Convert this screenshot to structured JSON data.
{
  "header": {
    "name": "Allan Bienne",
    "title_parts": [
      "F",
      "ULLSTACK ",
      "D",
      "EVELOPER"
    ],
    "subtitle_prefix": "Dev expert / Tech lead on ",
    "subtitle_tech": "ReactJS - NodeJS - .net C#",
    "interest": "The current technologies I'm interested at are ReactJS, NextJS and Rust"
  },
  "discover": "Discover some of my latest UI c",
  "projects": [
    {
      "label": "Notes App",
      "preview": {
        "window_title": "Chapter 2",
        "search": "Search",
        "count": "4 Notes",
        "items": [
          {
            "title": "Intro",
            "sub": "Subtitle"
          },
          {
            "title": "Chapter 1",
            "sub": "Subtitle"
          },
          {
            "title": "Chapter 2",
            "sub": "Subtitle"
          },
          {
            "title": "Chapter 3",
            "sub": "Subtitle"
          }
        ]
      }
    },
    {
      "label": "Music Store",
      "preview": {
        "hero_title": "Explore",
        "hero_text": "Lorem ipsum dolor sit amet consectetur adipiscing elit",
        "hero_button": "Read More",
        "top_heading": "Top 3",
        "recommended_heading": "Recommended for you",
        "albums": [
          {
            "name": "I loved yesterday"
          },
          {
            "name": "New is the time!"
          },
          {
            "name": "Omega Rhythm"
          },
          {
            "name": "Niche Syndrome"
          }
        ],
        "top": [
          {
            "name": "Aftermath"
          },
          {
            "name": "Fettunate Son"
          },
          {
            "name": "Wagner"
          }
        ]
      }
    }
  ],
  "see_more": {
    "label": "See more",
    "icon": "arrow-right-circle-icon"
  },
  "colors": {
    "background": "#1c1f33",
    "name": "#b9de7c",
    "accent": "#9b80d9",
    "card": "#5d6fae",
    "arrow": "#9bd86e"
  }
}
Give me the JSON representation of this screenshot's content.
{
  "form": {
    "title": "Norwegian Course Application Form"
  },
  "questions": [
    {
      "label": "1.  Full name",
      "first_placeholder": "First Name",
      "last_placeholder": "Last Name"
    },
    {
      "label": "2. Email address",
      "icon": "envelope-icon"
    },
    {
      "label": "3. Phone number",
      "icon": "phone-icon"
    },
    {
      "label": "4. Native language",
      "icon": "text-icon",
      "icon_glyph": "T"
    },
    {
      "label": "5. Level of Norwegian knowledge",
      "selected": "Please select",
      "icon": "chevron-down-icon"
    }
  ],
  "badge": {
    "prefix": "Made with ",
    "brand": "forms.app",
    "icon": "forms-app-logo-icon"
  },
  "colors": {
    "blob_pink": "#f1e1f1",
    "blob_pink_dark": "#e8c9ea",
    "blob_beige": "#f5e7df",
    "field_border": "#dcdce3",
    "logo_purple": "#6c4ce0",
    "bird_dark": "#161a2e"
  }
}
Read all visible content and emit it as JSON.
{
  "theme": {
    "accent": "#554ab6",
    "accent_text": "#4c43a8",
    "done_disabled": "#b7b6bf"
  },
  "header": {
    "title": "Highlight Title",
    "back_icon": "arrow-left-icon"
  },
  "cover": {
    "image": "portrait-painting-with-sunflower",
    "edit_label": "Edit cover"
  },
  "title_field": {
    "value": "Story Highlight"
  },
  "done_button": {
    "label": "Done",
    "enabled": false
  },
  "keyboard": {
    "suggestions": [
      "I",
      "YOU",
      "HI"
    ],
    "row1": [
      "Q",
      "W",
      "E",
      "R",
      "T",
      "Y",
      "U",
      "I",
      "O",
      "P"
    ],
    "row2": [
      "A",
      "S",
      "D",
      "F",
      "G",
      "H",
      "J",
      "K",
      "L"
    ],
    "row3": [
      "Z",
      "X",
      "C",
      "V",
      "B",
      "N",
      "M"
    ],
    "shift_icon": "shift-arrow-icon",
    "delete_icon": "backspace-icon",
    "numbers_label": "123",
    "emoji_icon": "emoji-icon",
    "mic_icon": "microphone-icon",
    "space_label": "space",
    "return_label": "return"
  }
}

□ □ □

- [Problem description]:
Report each line in the data that holds the word "Norwegian".

- [Answer for the task]:
    "title": "Norwegian Course Application Form"
      "label": "5. Level of Norwegian knowledge",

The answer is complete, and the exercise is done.